#### Dataset items:
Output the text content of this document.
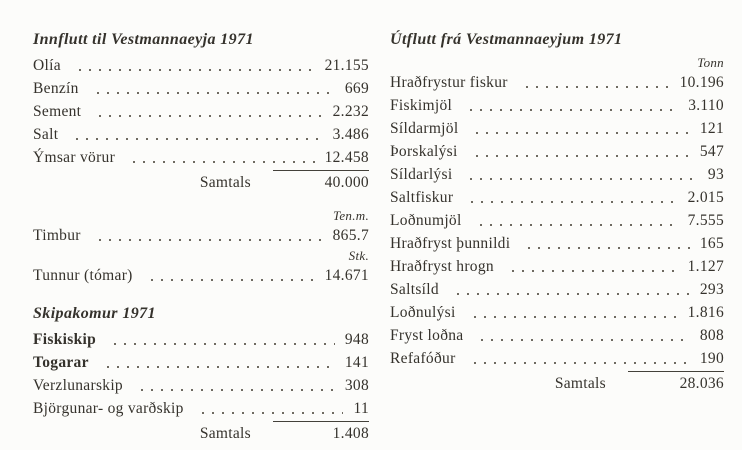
Innflutt til Vestmannaeyja 1971
Olía	21.155
Benzín	669
Sement	2.232
Salt	3.486
Ýmsar vörur	12.458
Samtals	40.000
Ten.m.
Timbur	865.7
Stk.
Tunnur (tómar)	14.671
Skipakomur 1971
Fiskiskip	948
Togarar	141
Verzlunarskip	308
Björgunar- og varðskip	11
Samtals	1.408
Útflutt frá Vestmannaeyjum 1971
Tonn
Hraðfrystur fiskur	10.196
Fiskimjöl	3.110
Síldarmjöl	121
Þorskalýsi	547
Síldarlýsi	93
Saltfiskur	2.015
Loðnumjöl	7.555
Hraðfryst þunnildi	165
Hraðfryst hrogn	1.127
Saltsíld	293
Loðnulýsi	1.816
Fryst loðna	808
Refafóður	190
Samtals	28.036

#### Task to complete:
The data above needs to be retyped exactly, with the images left out.

#### Completed exercise:
Output the text content of this document.
Innflutt til Vestmannaeyja 1971
Olía	21.155
Benzín	669
Sement	2.232
Salt	3.486
Ýmsar vörur	12.458
Samtals	40.000
Ten.m.
Timbur	865.7
Stk.
Tunnur (tómar)	14.671
Skipakomur 1971
Fiskiskip	948
Togarar	141
Verzlunarskip	308
Björgunar- og varðskip	11
Samtals	1.408
Útflutt frá Vestmannaeyjum 1971
Tonn
Hraðfrystur fiskur	10.196
Fiskimjöl	3.110
Síldarmjöl	121
Þorskalýsi	547
Síldarlýsi	93
Saltfiskur	2.015
Loðnumjöl	7.555
Hraðfryst þunnildi	165
Hraðfryst hrogn	1.127
Saltsíld	293
Loðnulýsi	1.816
Fryst loðna	808
Refafóður	190
Samtals	28.036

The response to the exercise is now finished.